Your objective ▸
Go through the records and give each one again exactly.
= = = =
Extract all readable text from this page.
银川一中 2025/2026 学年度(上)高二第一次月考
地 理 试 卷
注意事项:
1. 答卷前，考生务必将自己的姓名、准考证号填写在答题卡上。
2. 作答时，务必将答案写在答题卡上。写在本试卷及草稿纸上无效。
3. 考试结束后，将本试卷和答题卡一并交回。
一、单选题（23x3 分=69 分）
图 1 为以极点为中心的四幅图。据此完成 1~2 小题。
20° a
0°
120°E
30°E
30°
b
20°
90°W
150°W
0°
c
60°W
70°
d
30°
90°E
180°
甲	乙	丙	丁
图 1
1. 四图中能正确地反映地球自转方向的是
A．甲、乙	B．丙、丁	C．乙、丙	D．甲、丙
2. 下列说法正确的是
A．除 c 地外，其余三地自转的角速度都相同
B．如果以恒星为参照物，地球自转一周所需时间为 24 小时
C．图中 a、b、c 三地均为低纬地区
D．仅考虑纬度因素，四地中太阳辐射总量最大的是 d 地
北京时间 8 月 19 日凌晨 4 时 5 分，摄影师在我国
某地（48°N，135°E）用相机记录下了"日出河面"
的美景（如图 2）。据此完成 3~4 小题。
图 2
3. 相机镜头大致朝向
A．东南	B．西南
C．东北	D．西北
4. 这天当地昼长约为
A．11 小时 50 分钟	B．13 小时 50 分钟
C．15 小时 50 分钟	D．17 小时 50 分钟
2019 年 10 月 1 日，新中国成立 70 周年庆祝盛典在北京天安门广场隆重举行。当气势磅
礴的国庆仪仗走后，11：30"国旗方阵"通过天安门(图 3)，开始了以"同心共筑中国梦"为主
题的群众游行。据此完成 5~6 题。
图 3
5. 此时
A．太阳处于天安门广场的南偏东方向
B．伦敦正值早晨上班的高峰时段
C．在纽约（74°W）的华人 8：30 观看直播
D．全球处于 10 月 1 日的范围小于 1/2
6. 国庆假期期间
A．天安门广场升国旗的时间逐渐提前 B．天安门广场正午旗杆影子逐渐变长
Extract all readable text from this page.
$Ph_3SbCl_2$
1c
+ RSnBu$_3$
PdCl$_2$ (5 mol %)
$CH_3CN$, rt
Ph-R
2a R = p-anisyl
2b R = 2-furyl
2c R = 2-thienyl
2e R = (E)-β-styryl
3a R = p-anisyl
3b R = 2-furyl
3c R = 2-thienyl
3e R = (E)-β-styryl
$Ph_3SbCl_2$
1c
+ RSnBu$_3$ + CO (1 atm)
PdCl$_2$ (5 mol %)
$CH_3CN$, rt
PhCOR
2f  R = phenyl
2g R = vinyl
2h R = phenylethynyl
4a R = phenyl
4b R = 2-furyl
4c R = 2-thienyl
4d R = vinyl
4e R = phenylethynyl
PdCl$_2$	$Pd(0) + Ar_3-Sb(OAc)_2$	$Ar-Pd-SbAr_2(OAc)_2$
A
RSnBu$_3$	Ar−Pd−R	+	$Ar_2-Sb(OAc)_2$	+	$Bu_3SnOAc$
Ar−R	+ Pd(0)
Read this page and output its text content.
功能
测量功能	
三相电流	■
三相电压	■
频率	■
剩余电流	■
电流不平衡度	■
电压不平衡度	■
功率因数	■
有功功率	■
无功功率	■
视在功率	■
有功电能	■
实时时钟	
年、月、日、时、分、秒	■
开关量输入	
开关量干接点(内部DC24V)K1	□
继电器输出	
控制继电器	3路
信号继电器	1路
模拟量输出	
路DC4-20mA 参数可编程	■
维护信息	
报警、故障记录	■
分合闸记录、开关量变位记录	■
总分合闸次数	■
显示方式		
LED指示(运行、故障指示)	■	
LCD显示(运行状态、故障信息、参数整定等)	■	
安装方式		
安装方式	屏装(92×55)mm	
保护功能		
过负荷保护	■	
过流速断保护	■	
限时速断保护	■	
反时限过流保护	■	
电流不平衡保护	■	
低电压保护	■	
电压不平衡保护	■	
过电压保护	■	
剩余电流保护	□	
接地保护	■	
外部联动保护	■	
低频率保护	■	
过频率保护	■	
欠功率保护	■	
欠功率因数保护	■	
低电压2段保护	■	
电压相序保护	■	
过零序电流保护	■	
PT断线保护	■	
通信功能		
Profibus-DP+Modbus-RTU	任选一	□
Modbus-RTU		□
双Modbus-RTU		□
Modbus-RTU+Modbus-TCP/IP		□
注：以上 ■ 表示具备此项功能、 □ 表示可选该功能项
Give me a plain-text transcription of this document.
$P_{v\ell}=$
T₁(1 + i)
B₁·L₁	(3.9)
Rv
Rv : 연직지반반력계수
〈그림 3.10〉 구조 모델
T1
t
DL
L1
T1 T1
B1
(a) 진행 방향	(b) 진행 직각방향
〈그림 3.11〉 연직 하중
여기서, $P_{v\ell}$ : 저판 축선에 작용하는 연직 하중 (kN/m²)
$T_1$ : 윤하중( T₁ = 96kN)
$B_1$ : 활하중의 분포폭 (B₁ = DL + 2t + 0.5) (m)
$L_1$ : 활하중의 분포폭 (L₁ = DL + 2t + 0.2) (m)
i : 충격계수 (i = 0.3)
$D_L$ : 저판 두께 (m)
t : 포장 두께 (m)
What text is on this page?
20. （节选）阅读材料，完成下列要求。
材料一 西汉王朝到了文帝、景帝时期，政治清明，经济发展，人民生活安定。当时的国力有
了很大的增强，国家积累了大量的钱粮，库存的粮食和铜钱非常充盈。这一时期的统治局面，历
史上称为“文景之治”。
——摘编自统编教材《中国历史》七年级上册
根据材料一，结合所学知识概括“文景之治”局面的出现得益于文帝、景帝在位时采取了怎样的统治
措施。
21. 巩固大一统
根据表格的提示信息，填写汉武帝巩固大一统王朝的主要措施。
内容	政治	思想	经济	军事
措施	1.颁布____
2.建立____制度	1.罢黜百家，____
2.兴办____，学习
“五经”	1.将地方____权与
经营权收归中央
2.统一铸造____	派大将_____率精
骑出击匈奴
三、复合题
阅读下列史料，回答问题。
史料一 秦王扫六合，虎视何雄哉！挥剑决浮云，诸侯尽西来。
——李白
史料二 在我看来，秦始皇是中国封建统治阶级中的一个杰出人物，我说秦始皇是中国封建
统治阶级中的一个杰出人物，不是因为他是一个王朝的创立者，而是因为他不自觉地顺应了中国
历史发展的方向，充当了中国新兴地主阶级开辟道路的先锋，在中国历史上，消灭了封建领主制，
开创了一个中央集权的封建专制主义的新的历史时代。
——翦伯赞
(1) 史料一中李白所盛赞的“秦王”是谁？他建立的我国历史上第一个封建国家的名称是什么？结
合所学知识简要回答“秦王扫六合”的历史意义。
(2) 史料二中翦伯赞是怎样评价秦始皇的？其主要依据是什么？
= = = =
Written solution ▸
Extract all readable text from this page.
银川一中 2025/2026 学年度(上)高二第一次月考
地 理 试 卷
注意事项:
1. 答卷前，考生务必将自己的姓名、准考证号填写在答题卡上。
2. 作答时，务必将答案写在答题卡上。写在本试卷及草稿纸上无效。
3. 考试结束后，将本试卷和答题卡一并交回。
一、单选题（23x3 分=69 分）
图 1 为以极点为中心的四幅图。据此完成 1~2 小题。
20° a
0°
120°E
30°E
30°
b
20°
90°W
150°W
0°
c
60°W
70°
d
30°
90°E
180°
甲	乙	丙	丁
图 1
1. 四图中能正确地反映地球自转方向的是
A．甲、乙	B．丙、丁	C．乙、丙	D．甲、丙
2. 下列说法正确的是
A．除 c 地外，其余三地自转的角速度都相同
B．如果以恒星为参照物，地球自转一周所需时间为 24 小时
C．图中 a、b、c 三地均为低纬地区
D．仅考虑纬度因素，四地中太阳辐射总量最大的是 d 地
北京时间 8 月 19 日凌晨 4 时 5 分，摄影师在我国
某地（48°N，135°E）用相机记录下了"日出河面"
的美景（如图 2）。据此完成 3~4 小题。
图 2
3. 相机镜头大致朝向
A．东南	B．西南
C．东北	D．西北
4. 这天当地昼长约为
A．11 小时 50 分钟	B．13 小时 50 分钟
C．15 小时 50 分钟	D．17 小时 50 分钟
2019 年 10 月 1 日，新中国成立 70 周年庆祝盛典在北京天安门广场隆重举行。当气势磅
礴的国庆仪仗走后，11：30"国旗方阵"通过天安门(图 3)，开始了以"同心共筑中国梦"为主
题的群众游行。据此完成 5~6 题。
图 3
5. 此时
A．太阳处于天安门广场的南偏东方向
B．伦敦正值早晨上班的高峰时段
C．在纽约（74°W）的华人 8：30 观看直播
D．全球处于 10 月 1 日的范围小于 1/2
6. 国庆假期期间
A．天安门广场升国旗的时间逐渐提前 B．天安门广场正午旗杆影子逐渐变长
Extract all readable text from this page.
$Ph_3SbCl_2$
1c
+ RSnBu$_3$
PdCl$_2$ (5 mol %)
$CH_3CN$, rt
Ph-R
2a R = p-anisyl
2b R = 2-furyl
2c R = 2-thienyl
2e R = (E)-β-styryl
3a R = p-anisyl
3b R = 2-furyl
3c R = 2-thienyl
3e R = (E)-β-styryl
$Ph_3SbCl_2$
1c
+ RSnBu$_3$ + CO (1 atm)
PdCl$_2$ (5 mol %)
$CH_3CN$, rt
PhCOR
2f  R = phenyl
2g R = vinyl
2h R = phenylethynyl
4a R = phenyl
4b R = 2-furyl
4c R = 2-thienyl
4d R = vinyl
4e R = phenylethynyl
PdCl$_2$	$Pd(0) + Ar_3-Sb(OAc)_2$	$Ar-Pd-SbAr_2(OAc)_2$
A
RSnBu$_3$	Ar−Pd−R	+	$Ar_2-Sb(OAc)_2$	+	$Bu_3SnOAc$
Ar−R	+ Pd(0)
Read this page and output its text content.
功能
测量功能	
三相电流	■
三相电压	■
频率	■
剩余电流	■
电流不平衡度	■
电压不平衡度	■
功率因数	■
有功功率	■
无功功率	■
视在功率	■
有功电能	■
实时时钟	
年、月、日、时、分、秒	■
开关量输入	
开关量干接点(内部DC24V)K1	□
继电器输出	
控制继电器	3路
信号继电器	1路
模拟量输出	
路DC4-20mA 参数可编程	■
维护信息	
报警、故障记录	■
分合闸记录、开关量变位记录	■
总分合闸次数	■
显示方式		
LED指示(运行、故障指示)	■	
LCD显示(运行状态、故障信息、参数整定等)	■	
安装方式		
安装方式	屏装(92×55)mm	
保护功能		
过负荷保护	■	
过流速断保护	■	
限时速断保护	■	
反时限过流保护	■	
电流不平衡保护	■	
低电压保护	■	
电压不平衡保护	■	
过电压保护	■	
剩余电流保护	□	
接地保护	■	
外部联动保护	■	
低频率保护	■	
过频率保护	■	
欠功率保护	■	
欠功率因数保护	■	
低电压2段保护	■	
电压相序保护	■	
过零序电流保护	■	
PT断线保护	■	
通信功能		
Profibus-DP+Modbus-RTU	任选一	□
Modbus-RTU		□
双Modbus-RTU		□
Modbus-RTU+Modbus-TCP/IP		□
注：以上 ■ 表示具备此项功能、 □ 表示可选该功能项
Give me a plain-text transcription of this document.
$P_{v\ell}=$
T₁(1 + i)
B₁·L₁	(3.9)
Rv
Rv : 연직지반반력계수
〈그림 3.10〉 구조 모델
T1
t
DL
L1
T1 T1
B1
(a) 진행 방향	(b) 진행 직각방향
〈그림 3.11〉 연직 하중
여기서, $P_{v\ell}$ : 저판 축선에 작용하는 연직 하중 (kN/m²)
$T_1$ : 윤하중( T₁ = 96kN)
$B_1$ : 활하중의 분포폭 (B₁ = DL + 2t + 0.5) (m)
$L_1$ : 활하중의 분포폭 (L₁ = DL + 2t + 0.2) (m)
i : 충격계수 (i = 0.3)
$D_L$ : 저판 두께 (m)
t : 포장 두께 (m)
What text is on this page?
20. （节选）阅读材料，完成下列要求。
材料一 西汉王朝到了文帝、景帝时期，政治清明，经济发展，人民生活安定。当时的国力有
了很大的增强，国家积累了大量的钱粮，库存的粮食和铜钱非常充盈。这一时期的统治局面，历
史上称为“文景之治”。
——摘编自统编教材《中国历史》七年级上册
根据材料一，结合所学知识概括“文景之治”局面的出现得益于文帝、景帝在位时采取了怎样的统治
措施。
21. 巩固大一统
根据表格的提示信息，填写汉武帝巩固大一统王朝的主要措施。
内容	政治	思想	经济	军事
措施	1.颁布____
2.建立____制度	1.罢黜百家，____
2.兴办____，学习
“五经”	1.将地方____权与
经营权收归中央
2.统一铸造____	派大将_____率精
骑出击匈奴
三、复合题
阅读下列史料，回答问题。
史料一 秦王扫六合，虎视何雄哉！挥剑决浮云，诸侯尽西来。
——李白
史料二 在我看来，秦始皇是中国封建统治阶级中的一个杰出人物，我说秦始皇是中国封建
统治阶级中的一个杰出人物，不是因为他是一个王朝的创立者，而是因为他不自觉地顺应了中国
历史发展的方向，充当了中国新兴地主阶级开辟道路的先锋，在中国历史上，消灭了封建领主制，
开创了一个中央集权的封建专制主义的新的历史时代。
——翦伯赞
(1) 史料一中李白所盛赞的“秦王”是谁？他建立的我国历史上第一个封建国家的名称是什么？结
合所学知识简要回答“秦王扫六合”的历史意义。
(2) 史料二中翦伯赞是怎样评价秦始皇的？其主要依据是什么？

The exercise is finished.